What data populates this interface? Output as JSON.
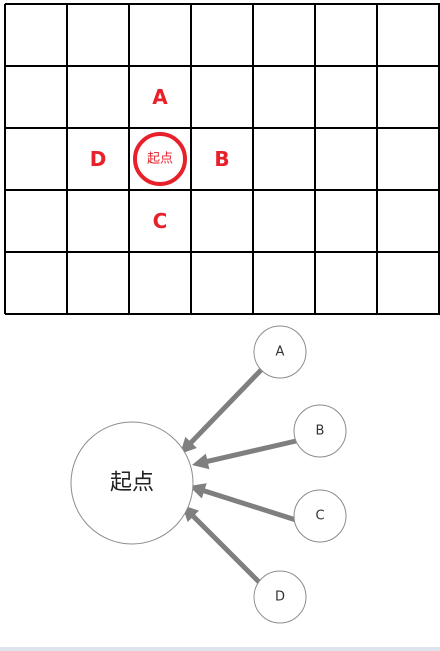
{
  "grid": {
    "rows": 5,
    "cols": 7,
    "start_cell": {
      "row": 2,
      "col": 2
    },
    "start_label": "起点",
    "neighbors": [
      {
        "label": "A",
        "row": 1,
        "col": 2
      },
      {
        "label": "B",
        "row": 2,
        "col": 3
      },
      {
        "label": "C",
        "row": 3,
        "col": 2
      },
      {
        "label": "D",
        "row": 2,
        "col": 1
      }
    ]
  },
  "graph": {
    "center_label": "起点",
    "nodes": [
      {
        "label": "A"
      },
      {
        "label": "B"
      },
      {
        "label": "C"
      },
      {
        "label": "D"
      }
    ],
    "edge_direction": "node-to-center"
  },
  "colors": {
    "grid_line": "#000000",
    "accent_red": "#e8202a",
    "arrow_gray": "#7f7f7f",
    "node_stroke": "#8c8c8c"
  }
}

┄┄┄┄┄┄

**What you need to do**
Without the pictures, copy the material exactly as given.

**The response**
What data populates this interface? Output as JSON.
{
  "grid": {
    "rows": 5,
    "cols": 7,
    "start_cell": {
      "row": 2,
      "col": 2
    },
    "start_label": "起点",
    "neighbors": [
      {
        "label": "A",
        "row": 1,
        "col": 2
      },
      {
        "label": "B",
        "row": 2,
        "col": 3
      },
      {
        "label": "C",
        "row": 3,
        "col": 2
      },
      {
        "label": "D",
        "row": 2,
        "col": 1
      }
    ]
  },
  "graph": {
    "center_label": "起点",
    "nodes": [
      {
        "label": "A"
      },
      {
        "label": "B"
      },
      {
        "label": "C"
      },
      {
        "label": "D"
      }
    ],
    "edge_direction": "node-to-center"
  },
  "colors": {
    "grid_line": "#000000",
    "accent_red": "#e8202a",
    "arrow_gray": "#7f7f7f",
    "node_stroke": "#8c8c8c"
  }
}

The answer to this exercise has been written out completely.